INSTRUCTIONS TO FOLLOW
Return the material exactly as supplied, apart from the pictures, which are omitted.

(Collected data)
■ ■ ■ ■ ■

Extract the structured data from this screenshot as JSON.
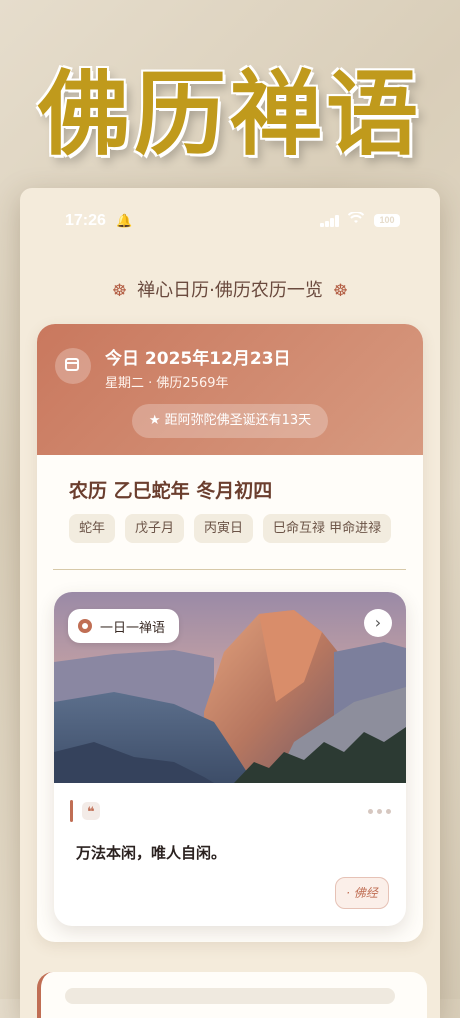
{
  "headline": "佛历禅语",
  "status_bar": {
    "time": "17:26",
    "battery": "100"
  },
  "app_title": {
    "text": "禅心日历·佛历农历一览",
    "ornament": "☸"
  },
  "today": {
    "date": "今日 2025年12月23日",
    "weekday_era": "星期二 · 佛历2569年",
    "countdown": "★ 距阿弥陀佛圣诞还有13天"
  },
  "lunar": {
    "title": "农历 乙巳蛇年 冬月初四",
    "tags": [
      "蛇年",
      "戊子月",
      "丙寅日",
      "巳命互禄 甲命进禄"
    ]
  },
  "zen": {
    "badge": "一日一禅语",
    "quote_mark": "❝",
    "quote": "万法本闲，唯人自闲。",
    "source": "· 佛经"
  },
  "icons": [
    "bell-icon",
    "signal-icon",
    "wifi-icon",
    "battery-icon",
    "dharma-wheel-icon",
    "calendar-icon",
    "lotus-icon",
    "chevron-right-icon",
    "quote-icon",
    "more-dots-icon"
  ],
  "colors": {
    "accent": "#c06e54",
    "headline_gold": "#c09a1c",
    "page_bg": "#f4ebdb"
  }
}
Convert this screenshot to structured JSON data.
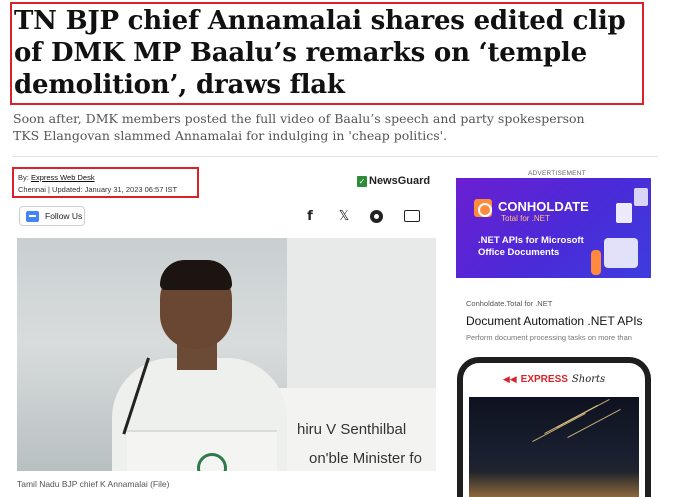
{
  "article": {
    "headline": "TN BJP chief Annamalai shares edited clip of DMK MP Baalu’s remarks on ‘temple demolition’, draws flak",
    "standfirst": "Soon after, DMK members posted the full video of Baalu’s speech and party spokesperson TKS Elangovan slammed Annamalai for indulging in 'cheap politics'.",
    "byline_prefix": "By:",
    "author": "Express Web Desk",
    "dateline": "Chennai | Updated: January 31, 2023 06:57 IST",
    "newsguard_label": "NewsGuard",
    "follow_label": "Follow Us",
    "photo_text_1": "hiru V Senthilbal",
    "photo_text_2": "on'ble Minister fo",
    "caption": "Tamil Nadu BJP chief K Annamalai (File)"
  },
  "share": {
    "facebook_glyph": "f",
    "x_glyph": "𝕏"
  },
  "ad": {
    "label": "ADVERTISEMENT",
    "brand": "CONHOLDATE",
    "tagline": "Total for .NET",
    "line1": ".NET APIs for Microsoft",
    "line2": "Office Documents",
    "source": "Conholdate.Total for .NET",
    "title": "Document Automation .NET APIs",
    "desc": "Perform document processing tasks on more than",
    "colors": {
      "accent": "#ff8a3d",
      "bg": "#4a2bd8"
    }
  },
  "shorts": {
    "brand": "EXPRESS",
    "sub": "Shorts"
  },
  "colors": {
    "highlight_border": "#d9222a"
  }
}
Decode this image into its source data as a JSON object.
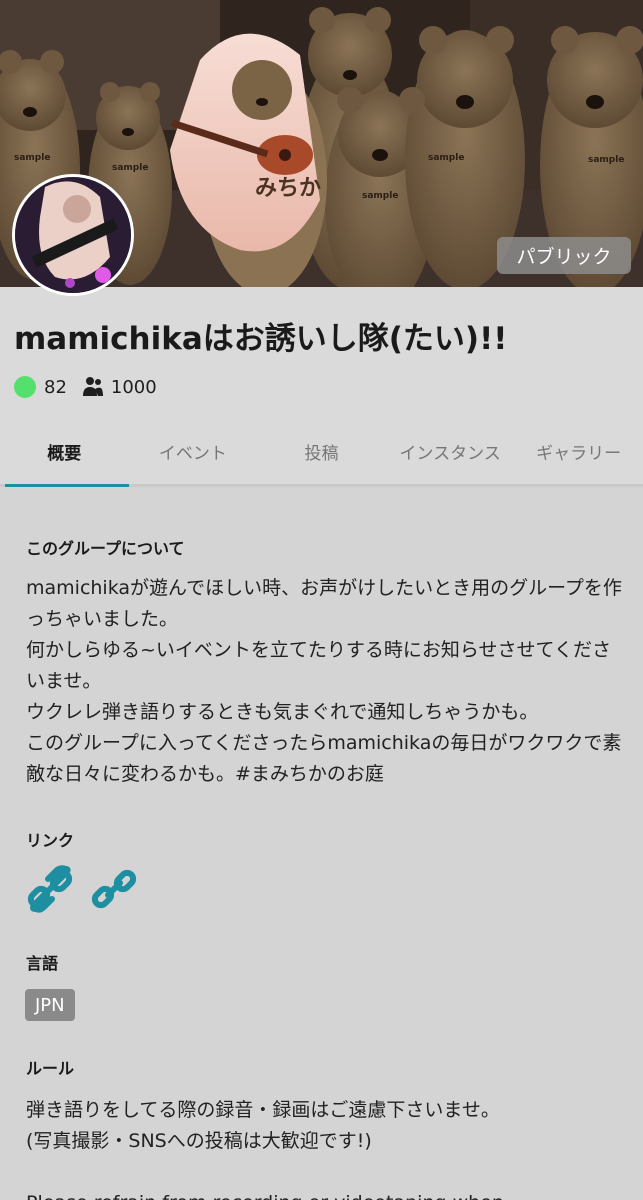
{
  "banner": {
    "visibility_badge": "パブリック",
    "shirt_text": "みちか",
    "sample_label": "sample"
  },
  "group": {
    "title": "mamichikaはお誘いし隊(たい)!!",
    "online_count": "82",
    "member_count": "1000"
  },
  "tabs": [
    {
      "label": "概要",
      "active": true
    },
    {
      "label": "イベント",
      "active": false
    },
    {
      "label": "投稿",
      "active": false
    },
    {
      "label": "インスタンス",
      "active": false
    },
    {
      "label": "ギャラリー",
      "active": false
    }
  ],
  "about": {
    "heading": "このグループについて",
    "body": "mamichikaが遊んでほしい時、お声がけしたいとき用のグループを作っちゃいました。\n何かしらゆる~いイベントを立てたりする時にお知らせさせてくださいませ。\nウクレレ弾き語りするときも気まぐれで通知しちゃうかも。\nこのグループに入ってくださったらmamichikaの毎日がワクワクで素敵な日々に変わるかも。#まみちかのお庭"
  },
  "links": {
    "heading": "リンク",
    "icons": [
      "link-icon",
      "link-icon"
    ]
  },
  "language": {
    "heading": "言語",
    "value": "JPN"
  },
  "rules": {
    "heading": "ルール",
    "body": "弾き語りをしてる際の録音・録画はご遠慮下さいませ。\n(写真撮影・SNSへの投稿は大歓迎です!)\n\nPlease refrain from recording or videotaping when"
  },
  "colors": {
    "online": "#54e06d",
    "accent": "#1e8fa0",
    "link_icon": "#1e8fa0",
    "badge_bg": "#8a8a8a"
  }
}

■ ■ ■ ■ ■

RESPONSE FOR THIS EXERCISE
Extract the structured data from this screenshot as JSON.
{
  "headline": "佛历禅语",
  "status_bar": {
    "time": "17:26",
    "battery": "100"
  },
  "app_title": {
    "text": "禅心日历·佛历农历一览",
    "ornament": "☸"
  },
  "today": {
    "date": "今日 2025年12月23日",
    "weekday_era": "星期二 · 佛历2569年",
    "countdown": "★ 距阿弥陀佛圣诞还有13天"
  },
  "lunar": {
    "title": "农历 乙巳蛇年 冬月初四",
    "tags": [
      "蛇年",
      "戊子月",
      "丙寅日",
      "巳命互禄 甲命进禄"
    ]
  },
  "zen": {
    "badge": "一日一禅语",
    "quote_mark": "❝",
    "quote": "万法本闲，唯人自闲。",
    "source": "· 佛经"
  },
  "icons": [
    "bell-icon",
    "signal-icon",
    "wifi-icon",
    "battery-icon",
    "dharma-wheel-icon",
    "calendar-icon",
    "lotus-icon",
    "chevron-right-icon",
    "quote-icon",
    "more-dots-icon"
  ],
  "colors": {
    "accent": "#c06e54",
    "headline_gold": "#c09a1c",
    "page_bg": "#f4ebdb"
  }
}
Convert this screenshot to structured JSON data.
{
  "article": {
    "headline": "TN BJP chief Annamalai shares edited clip of DMK MP Baalu’s remarks on ‘temple demolition’, draws flak",
    "standfirst": "Soon after, DMK members posted the full video of Baalu’s speech and party spokesperson TKS Elangovan slammed Annamalai for indulging in 'cheap politics'.",
    "byline_prefix": "By:",
    "author": "Express Web Desk",
    "dateline": "Chennai | Updated: January 31, 2023 06:57 IST",
    "newsguard_label": "NewsGuard",
    "follow_label": "Follow Us",
    "photo_text_1": "hiru V Senthilbal",
    "photo_text_2": "on'ble Minister fo",
    "caption": "Tamil Nadu BJP chief K Annamalai (File)"
  },
  "share": {
    "facebook_glyph": "f",
    "x_glyph": "𝕏"
  },
  "ad": {
    "label": "ADVERTISEMENT",
    "brand": "CONHOLDATE",
    "tagline": "Total for .NET",
    "line1": ".NET APIs for Microsoft",
    "line2": "Office Documents",
    "source": "Conholdate.Total for .NET",
    "title": "Document Automation .NET APIs",
    "desc": "Perform document processing tasks on more than",
    "colors": {
      "accent": "#ff8a3d",
      "bg": "#4a2bd8"
    }
  },
  "shorts": {
    "brand": "EXPRESS",
    "sub": "Shorts"
  },
  "colors": {
    "highlight_border": "#d9222a"
  }
}
Decode this image into its source data as a JSON object.
{
  "banner": {
    "visibility_badge": "パブリック",
    "shirt_text": "みちか",
    "sample_label": "sample"
  },
  "group": {
    "title": "mamichikaはお誘いし隊(たい)!!",
    "online_count": "82",
    "member_count": "1000"
  },
  "tabs": [
    {
      "label": "概要",
      "active": true
    },
    {
      "label": "イベント",
      "active": false
    },
    {
      "label": "投稿",
      "active": false
    },
    {
      "label": "インスタンス",
      "active": false
    },
    {
      "label": "ギャラリー",
      "active": false
    }
  ],
  "about": {
    "heading": "このグループについて",
    "body": "mamichikaが遊んでほしい時、お声がけしたいとき用のグループを作っちゃいました。\n何かしらゆる~いイベントを立てたりする時にお知らせさせてくださいませ。\nウクレレ弾き語りするときも気まぐれで通知しちゃうかも。\nこのグループに入ってくださったらmamichikaの毎日がワクワクで素敵な日々に変わるかも。#まみちかのお庭"
  },
  "links": {
    "heading": "リンク",
    "icons": [
      "link-icon",
      "link-icon"
    ]
  },
  "language": {
    "heading": "言語",
    "value": "JPN"
  },
  "rules": {
    "heading": "ルール",
    "body": "弾き語りをしてる際の録音・録画はご遠慮下さいませ。\n(写真撮影・SNSへの投稿は大歓迎です!)\n\nPlease refrain from recording or videotaping when"
  },
  "colors": {
    "online": "#54e06d",
    "accent": "#1e8fa0",
    "link_icon": "#1e8fa0",
    "badge_bg": "#8a8a8a"
  }
}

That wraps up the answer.